Transcribe the tail of the listing: start at the line containing "Transcribe this image's" and stop after the last line, keeping every character as is and adding nothing.

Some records
+--
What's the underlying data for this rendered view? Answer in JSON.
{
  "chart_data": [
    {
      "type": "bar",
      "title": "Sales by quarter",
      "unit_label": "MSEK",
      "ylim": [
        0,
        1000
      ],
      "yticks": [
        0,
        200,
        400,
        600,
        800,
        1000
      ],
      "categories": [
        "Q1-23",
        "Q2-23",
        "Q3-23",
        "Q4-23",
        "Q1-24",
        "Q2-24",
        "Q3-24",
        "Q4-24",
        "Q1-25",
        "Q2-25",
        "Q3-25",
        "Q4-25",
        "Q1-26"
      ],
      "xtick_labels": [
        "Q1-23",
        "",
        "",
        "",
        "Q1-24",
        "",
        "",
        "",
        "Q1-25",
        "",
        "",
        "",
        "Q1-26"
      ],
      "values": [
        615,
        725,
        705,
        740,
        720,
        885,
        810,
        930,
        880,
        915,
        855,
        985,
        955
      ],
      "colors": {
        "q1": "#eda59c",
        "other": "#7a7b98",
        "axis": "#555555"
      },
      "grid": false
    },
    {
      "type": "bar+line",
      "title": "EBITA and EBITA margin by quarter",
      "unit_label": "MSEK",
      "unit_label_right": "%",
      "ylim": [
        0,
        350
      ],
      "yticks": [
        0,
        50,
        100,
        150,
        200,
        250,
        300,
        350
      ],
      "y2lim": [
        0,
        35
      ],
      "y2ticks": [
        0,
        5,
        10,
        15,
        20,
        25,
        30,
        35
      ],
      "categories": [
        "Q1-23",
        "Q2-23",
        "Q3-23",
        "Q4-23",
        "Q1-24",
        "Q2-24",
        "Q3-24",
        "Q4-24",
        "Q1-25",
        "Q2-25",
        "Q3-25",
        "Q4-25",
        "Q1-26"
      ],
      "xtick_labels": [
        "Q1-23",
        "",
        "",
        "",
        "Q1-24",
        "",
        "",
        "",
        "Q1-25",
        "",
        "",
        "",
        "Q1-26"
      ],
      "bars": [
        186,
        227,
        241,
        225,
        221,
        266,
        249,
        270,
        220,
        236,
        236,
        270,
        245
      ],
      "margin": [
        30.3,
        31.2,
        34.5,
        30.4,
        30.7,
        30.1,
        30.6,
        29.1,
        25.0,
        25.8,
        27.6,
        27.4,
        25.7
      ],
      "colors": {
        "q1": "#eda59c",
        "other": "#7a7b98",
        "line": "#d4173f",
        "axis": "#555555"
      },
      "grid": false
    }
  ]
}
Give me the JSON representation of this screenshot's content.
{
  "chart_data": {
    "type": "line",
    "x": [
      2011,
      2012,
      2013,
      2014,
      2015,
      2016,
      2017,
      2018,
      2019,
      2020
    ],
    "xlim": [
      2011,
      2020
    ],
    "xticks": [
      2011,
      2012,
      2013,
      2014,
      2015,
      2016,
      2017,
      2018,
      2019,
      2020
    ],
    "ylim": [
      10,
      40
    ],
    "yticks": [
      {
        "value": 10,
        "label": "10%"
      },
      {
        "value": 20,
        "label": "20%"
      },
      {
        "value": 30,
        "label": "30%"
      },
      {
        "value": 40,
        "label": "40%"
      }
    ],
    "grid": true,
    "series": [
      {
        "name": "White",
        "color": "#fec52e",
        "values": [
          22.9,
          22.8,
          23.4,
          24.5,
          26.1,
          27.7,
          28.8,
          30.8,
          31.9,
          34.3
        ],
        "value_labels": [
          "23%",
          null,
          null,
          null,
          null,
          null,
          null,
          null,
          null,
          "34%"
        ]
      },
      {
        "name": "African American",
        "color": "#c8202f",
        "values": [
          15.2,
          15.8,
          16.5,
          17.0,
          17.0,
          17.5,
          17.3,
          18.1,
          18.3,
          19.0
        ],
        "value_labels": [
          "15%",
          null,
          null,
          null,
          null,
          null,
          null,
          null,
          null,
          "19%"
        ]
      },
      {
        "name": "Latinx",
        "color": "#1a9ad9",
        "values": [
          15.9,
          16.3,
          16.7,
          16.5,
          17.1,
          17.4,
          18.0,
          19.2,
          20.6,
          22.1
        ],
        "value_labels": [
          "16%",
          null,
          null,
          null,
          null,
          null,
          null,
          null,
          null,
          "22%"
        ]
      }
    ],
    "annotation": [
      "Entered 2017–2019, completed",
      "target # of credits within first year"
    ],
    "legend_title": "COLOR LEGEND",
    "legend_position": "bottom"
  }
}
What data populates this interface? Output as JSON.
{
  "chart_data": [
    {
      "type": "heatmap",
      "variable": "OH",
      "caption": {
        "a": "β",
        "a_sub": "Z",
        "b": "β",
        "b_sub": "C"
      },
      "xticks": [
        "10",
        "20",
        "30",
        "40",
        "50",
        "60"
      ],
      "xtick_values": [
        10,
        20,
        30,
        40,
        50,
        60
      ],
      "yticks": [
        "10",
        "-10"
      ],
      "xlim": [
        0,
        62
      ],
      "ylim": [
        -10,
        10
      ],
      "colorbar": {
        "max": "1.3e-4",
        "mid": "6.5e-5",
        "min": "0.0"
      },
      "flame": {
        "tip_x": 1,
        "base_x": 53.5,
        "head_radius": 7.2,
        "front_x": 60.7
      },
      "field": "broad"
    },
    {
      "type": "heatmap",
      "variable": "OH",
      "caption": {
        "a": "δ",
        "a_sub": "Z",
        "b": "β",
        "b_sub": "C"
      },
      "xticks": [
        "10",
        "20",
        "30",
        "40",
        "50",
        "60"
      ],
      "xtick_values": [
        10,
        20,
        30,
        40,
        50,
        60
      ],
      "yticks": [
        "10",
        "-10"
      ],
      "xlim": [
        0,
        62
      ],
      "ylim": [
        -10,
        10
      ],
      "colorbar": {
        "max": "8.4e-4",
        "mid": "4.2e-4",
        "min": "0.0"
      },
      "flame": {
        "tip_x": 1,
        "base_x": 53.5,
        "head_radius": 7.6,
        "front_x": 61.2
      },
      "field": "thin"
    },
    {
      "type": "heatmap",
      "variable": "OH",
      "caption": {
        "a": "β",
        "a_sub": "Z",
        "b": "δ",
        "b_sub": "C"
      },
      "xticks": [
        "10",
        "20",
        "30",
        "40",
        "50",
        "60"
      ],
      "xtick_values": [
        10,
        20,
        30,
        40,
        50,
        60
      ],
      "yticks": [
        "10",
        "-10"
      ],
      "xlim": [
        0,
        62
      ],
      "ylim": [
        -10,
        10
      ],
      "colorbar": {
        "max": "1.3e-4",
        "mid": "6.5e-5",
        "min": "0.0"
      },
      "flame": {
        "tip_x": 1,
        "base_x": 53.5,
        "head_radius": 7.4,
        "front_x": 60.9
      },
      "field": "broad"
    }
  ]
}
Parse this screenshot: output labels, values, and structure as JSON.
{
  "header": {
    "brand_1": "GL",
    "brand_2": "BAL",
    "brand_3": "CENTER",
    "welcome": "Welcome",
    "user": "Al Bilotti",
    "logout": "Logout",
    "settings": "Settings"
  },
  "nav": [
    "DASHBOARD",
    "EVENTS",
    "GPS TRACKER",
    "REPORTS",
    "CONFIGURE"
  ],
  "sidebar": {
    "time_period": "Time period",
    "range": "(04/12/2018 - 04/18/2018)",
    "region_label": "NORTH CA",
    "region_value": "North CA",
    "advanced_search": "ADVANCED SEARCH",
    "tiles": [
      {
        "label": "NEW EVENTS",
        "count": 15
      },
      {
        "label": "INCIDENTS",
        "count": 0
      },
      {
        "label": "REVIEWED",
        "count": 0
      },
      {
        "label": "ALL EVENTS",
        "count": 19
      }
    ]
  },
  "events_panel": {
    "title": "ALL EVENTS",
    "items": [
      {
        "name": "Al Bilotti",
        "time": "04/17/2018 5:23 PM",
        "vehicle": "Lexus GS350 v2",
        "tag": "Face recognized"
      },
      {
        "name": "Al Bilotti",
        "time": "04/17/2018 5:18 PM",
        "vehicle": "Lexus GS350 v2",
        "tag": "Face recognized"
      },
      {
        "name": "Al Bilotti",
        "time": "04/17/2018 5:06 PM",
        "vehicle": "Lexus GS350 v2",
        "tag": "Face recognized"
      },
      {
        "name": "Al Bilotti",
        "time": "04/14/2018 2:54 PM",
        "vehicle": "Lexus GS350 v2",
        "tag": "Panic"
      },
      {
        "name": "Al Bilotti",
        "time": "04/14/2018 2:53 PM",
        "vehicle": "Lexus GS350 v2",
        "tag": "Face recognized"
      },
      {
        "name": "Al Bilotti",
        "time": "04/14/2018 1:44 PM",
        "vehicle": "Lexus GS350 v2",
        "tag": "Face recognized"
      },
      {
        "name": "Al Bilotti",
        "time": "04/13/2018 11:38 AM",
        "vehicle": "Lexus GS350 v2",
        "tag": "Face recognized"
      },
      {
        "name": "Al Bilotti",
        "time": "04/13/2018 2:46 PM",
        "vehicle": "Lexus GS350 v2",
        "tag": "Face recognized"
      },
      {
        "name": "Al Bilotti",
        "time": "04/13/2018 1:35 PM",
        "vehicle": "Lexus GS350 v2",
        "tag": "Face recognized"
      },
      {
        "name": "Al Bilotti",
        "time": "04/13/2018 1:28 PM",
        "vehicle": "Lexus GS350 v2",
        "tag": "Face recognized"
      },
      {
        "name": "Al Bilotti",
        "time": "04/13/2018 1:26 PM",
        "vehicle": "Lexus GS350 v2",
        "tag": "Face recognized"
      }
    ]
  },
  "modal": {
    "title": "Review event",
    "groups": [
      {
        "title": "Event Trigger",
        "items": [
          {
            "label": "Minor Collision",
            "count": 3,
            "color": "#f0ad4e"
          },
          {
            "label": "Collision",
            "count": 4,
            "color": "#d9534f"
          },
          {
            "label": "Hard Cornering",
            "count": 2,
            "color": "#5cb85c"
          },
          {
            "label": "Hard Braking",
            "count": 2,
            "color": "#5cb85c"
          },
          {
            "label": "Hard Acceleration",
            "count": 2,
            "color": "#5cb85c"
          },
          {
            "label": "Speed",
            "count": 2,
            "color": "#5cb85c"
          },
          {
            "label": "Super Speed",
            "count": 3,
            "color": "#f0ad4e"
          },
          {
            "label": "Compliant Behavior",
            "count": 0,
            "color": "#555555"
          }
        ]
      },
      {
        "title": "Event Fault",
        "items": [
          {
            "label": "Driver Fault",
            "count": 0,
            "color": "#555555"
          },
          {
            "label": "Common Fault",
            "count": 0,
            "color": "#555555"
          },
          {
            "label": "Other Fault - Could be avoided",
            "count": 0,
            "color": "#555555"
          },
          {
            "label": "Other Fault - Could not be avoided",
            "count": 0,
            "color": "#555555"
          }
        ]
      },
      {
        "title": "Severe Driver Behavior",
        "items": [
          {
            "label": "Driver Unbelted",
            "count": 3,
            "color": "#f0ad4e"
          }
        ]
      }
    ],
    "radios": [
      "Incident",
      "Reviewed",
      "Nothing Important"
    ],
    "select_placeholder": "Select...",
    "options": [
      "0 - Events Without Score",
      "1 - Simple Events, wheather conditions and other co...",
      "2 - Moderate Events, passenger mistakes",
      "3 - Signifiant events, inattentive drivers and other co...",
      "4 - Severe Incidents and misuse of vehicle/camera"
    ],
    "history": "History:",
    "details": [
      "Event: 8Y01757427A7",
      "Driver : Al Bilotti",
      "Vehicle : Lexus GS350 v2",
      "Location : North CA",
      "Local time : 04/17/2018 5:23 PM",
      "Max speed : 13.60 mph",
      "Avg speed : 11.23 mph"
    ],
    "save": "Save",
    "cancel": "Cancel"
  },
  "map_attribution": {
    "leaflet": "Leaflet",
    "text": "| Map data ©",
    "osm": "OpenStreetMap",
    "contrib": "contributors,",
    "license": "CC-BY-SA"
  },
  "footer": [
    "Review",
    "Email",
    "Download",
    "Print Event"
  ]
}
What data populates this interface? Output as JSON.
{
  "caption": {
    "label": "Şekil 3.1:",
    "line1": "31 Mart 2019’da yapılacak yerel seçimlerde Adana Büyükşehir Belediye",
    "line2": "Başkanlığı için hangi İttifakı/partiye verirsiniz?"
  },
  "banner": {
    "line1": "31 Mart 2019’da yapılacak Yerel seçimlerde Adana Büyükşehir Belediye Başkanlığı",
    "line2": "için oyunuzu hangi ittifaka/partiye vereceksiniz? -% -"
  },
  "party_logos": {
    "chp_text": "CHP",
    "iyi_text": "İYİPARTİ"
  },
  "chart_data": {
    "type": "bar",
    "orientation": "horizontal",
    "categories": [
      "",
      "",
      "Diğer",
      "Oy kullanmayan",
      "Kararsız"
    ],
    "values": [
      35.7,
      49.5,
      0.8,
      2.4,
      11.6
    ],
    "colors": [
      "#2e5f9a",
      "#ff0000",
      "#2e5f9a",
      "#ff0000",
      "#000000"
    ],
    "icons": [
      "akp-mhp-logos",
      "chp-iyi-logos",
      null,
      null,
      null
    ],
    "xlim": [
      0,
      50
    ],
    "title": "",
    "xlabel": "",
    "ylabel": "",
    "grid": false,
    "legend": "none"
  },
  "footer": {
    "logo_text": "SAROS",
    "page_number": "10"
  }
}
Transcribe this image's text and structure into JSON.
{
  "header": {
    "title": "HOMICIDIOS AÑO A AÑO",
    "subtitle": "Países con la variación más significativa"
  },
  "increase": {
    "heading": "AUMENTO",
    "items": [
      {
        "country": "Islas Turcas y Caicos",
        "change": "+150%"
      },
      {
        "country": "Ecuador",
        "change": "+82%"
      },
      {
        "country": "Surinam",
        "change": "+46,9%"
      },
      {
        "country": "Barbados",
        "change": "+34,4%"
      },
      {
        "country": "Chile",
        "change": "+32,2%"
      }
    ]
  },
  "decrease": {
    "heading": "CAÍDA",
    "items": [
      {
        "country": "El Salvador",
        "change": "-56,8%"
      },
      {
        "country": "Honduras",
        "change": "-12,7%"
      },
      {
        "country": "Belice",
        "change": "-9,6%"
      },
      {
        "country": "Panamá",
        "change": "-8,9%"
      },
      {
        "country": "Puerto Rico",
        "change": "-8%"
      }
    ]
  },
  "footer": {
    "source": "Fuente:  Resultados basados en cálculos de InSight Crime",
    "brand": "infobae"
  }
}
+--
## OUTPUT BELOW
Transcribe this image's text and structure into JSON.
{
  "header": {
    "title": "HOMICIDIOS AÑO A AÑO",
    "subtitle": "Países con la variación más significativa"
  },
  "increase": {
    "heading": "AUMENTO",
    "items": [
      {
        "country": "Islas Turcas y Caicos",
        "change": "+150%"
      },
      {
        "country": "Ecuador",
        "change": "+82%"
      },
      {
        "country": "Surinam",
        "change": "+46,9%"
      },
      {
        "country": "Barbados",
        "change": "+34,4%"
      },
      {
        "country": "Chile",
        "change": "+32,2%"
      }
    ]
  },
  "decrease": {
    "heading": "CAÍDA",
    "items": [
      {
        "country": "El Salvador",
        "change": "-56,8%"
      },
      {
        "country": "Honduras",
        "change": "-12,7%"
      },
      {
        "country": "Belice",
        "change": "-9,6%"
      },
      {
        "country": "Panamá",
        "change": "-8,9%"
      },
      {
        "country": "Puerto Rico",
        "change": "-8%"
      }
    ]
  },
  "footer": {
    "source": "Fuente:  Resultados basados en cálculos de InSight Crime",
    "brand": "infobae"
  }
}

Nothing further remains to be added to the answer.